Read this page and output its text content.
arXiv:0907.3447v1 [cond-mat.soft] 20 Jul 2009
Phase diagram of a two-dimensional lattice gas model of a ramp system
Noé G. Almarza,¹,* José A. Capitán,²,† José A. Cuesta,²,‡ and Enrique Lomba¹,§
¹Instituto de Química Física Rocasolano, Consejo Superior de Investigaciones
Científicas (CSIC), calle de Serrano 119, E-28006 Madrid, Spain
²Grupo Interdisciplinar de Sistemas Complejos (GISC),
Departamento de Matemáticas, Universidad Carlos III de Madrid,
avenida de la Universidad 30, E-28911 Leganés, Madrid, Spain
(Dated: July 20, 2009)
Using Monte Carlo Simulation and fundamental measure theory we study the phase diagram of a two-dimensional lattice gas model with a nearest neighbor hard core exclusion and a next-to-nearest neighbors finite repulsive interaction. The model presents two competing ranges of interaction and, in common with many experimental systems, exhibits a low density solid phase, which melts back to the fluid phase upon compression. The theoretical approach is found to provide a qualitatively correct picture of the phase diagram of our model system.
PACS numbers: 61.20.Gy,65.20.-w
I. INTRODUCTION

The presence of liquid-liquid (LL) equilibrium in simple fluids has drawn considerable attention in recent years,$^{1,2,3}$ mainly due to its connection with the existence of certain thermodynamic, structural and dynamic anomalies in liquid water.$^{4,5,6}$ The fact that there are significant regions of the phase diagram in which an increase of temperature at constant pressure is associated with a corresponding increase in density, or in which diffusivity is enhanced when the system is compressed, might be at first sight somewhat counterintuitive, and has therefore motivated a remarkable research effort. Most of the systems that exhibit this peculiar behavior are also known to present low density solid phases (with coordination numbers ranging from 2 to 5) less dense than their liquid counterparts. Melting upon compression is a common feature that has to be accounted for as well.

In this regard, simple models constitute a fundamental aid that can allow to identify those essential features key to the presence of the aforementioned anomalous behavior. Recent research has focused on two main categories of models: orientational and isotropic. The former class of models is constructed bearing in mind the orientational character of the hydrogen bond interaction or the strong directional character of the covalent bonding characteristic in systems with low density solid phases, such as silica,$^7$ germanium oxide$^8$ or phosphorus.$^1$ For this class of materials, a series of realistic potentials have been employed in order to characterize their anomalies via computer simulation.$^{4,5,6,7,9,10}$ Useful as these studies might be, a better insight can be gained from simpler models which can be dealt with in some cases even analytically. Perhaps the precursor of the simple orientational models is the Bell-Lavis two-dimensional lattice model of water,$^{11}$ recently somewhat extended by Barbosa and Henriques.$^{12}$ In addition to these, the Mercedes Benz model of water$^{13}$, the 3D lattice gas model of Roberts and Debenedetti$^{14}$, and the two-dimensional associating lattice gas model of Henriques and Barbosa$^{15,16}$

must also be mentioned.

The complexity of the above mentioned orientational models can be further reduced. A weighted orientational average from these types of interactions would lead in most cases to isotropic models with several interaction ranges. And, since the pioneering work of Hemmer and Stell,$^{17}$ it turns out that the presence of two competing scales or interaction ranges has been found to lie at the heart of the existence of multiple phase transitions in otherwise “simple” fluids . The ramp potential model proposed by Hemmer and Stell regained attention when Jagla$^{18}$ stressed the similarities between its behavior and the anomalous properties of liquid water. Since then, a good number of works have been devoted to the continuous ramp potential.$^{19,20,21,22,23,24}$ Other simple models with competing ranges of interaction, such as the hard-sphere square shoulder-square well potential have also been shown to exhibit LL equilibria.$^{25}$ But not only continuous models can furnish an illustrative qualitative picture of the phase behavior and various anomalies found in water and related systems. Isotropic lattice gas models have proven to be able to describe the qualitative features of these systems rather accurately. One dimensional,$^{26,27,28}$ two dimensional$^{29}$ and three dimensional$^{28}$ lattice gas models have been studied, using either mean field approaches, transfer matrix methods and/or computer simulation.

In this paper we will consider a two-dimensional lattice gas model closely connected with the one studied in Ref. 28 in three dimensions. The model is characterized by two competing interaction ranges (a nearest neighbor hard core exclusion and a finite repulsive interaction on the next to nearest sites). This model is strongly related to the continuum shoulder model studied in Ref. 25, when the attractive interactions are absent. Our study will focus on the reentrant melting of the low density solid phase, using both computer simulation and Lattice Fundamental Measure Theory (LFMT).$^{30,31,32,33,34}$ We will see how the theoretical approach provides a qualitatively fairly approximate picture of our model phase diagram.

● **THE EXERCISE**: Give an exact copy of all the data shown above.

● **TASK ANSWER**:
Read this page and output its text content.
arXiv:0907.3447v1 [cond-mat.soft] 20 Jul 2009
Phase diagram of a two-dimensional lattice gas model of a ramp system
Noé G. Almarza,¹,* José A. Capitán,²,† José A. Cuesta,²,‡ and Enrique Lomba¹,§
¹Instituto de Química Física Rocasolano, Consejo Superior de Investigaciones
Científicas (CSIC), calle de Serrano 119, E-28006 Madrid, Spain
²Grupo Interdisciplinar de Sistemas Complejos (GISC),
Departamento de Matemáticas, Universidad Carlos III de Madrid,
avenida de la Universidad 30, E-28911 Leganés, Madrid, Spain
(Dated: July 20, 2009)
Using Monte Carlo Simulation and fundamental measure theory we study the phase diagram of a two-dimensional lattice gas model with a nearest neighbor hard core exclusion and a next-to-nearest neighbors finite repulsive interaction. The model presents two competing ranges of interaction and, in common with many experimental systems, exhibits a low density solid phase, which melts back to the fluid phase upon compression. The theoretical approach is found to provide a qualitatively correct picture of the phase diagram of our model system.
PACS numbers: 61.20.Gy,65.20.-w
I. INTRODUCTION

The presence of liquid-liquid (LL) equilibrium in simple fluids has drawn considerable attention in recent years,$^{1,2,3}$ mainly due to its connection with the existence of certain thermodynamic, structural and dynamic anomalies in liquid water.$^{4,5,6}$ The fact that there are significant regions of the phase diagram in which an increase of temperature at constant pressure is associated with a corresponding increase in density, or in which diffusivity is enhanced when the system is compressed, might be at first sight somewhat counterintuitive, and has therefore motivated a remarkable research effort. Most of the systems that exhibit this peculiar behavior are also known to present low density solid phases (with coordination numbers ranging from 2 to 5) less dense than their liquid counterparts. Melting upon compression is a common feature that has to be accounted for as well.

In this regard, simple models constitute a fundamental aid that can allow to identify those essential features key to the presence of the aforementioned anomalous behavior. Recent research has focused on two main categories of models: orientational and isotropic. The former class of models is constructed bearing in mind the orientational character of the hydrogen bond interaction or the strong directional character of the covalent bonding characteristic in systems with low density solid phases, such as silica,$^7$ germanium oxide$^8$ or phosphorus.$^1$ For this class of materials, a series of realistic potentials have been employed in order to characterize their anomalies via computer simulation.$^{4,5,6,7,9,10}$ Useful as these studies might be, a better insight can be gained from simpler models which can be dealt with in some cases even analytically. Perhaps the precursor of the simple orientational models is the Bell-Lavis two-dimensional lattice model of water,$^{11}$ recently somewhat extended by Barbosa and Henriques.$^{12}$ In addition to these, the Mercedes Benz model of water$^{13}$, the 3D lattice gas model of Roberts and Debenedetti$^{14}$, and the two-dimensional associating lattice gas model of Henriques and Barbosa$^{15,16}$

must also be mentioned.

The complexity of the above mentioned orientational models can be further reduced. A weighted orientational average from these types of interactions would lead in most cases to isotropic models with several interaction ranges. And, since the pioneering work of Hemmer and Stell,$^{17}$ it turns out that the presence of two competing scales or interaction ranges has been found to lie at the heart of the existence of multiple phase transitions in otherwise “simple” fluids . The ramp potential model proposed by Hemmer and Stell regained attention when Jagla$^{18}$ stressed the similarities between its behavior and the anomalous properties of liquid water. Since then, a good number of works have been devoted to the continuous ramp potential.$^{19,20,21,22,23,24}$ Other simple models with competing ranges of interaction, such as the hard-sphere square shoulder-square well potential have also been shown to exhibit LL equilibria.$^{25}$ But not only continuous models can furnish an illustrative qualitative picture of the phase behavior and various anomalies found in water and related systems. Isotropic lattice gas models have proven to be able to describe the qualitative features of these systems rather accurately. One dimensional,$^{26,27,28}$ two dimensional$^{29}$ and three dimensional$^{28}$ lattice gas models have been studied, using either mean field approaches, transfer matrix methods and/or computer simulation.

In this paper we will consider a two-dimensional lattice gas model closely connected with the one studied in Ref. 28 in three dimensions. The model is characterized by two competing interaction ranges (a nearest neighbor hard core exclusion and a finite repulsive interaction on the next to nearest sites). This model is strongly related to the continuum shoulder model studied in Ref. 25, when the attractive interactions are absent. Our study will focus on the reentrant melting of the low density solid phase, using both computer simulation and Lattice Fundamental Measure Theory (LFMT).$^{30,31,32,33,34}$ We will see how the theoretical approach provides a qualitatively fairly approximate picture of our model phase diagram.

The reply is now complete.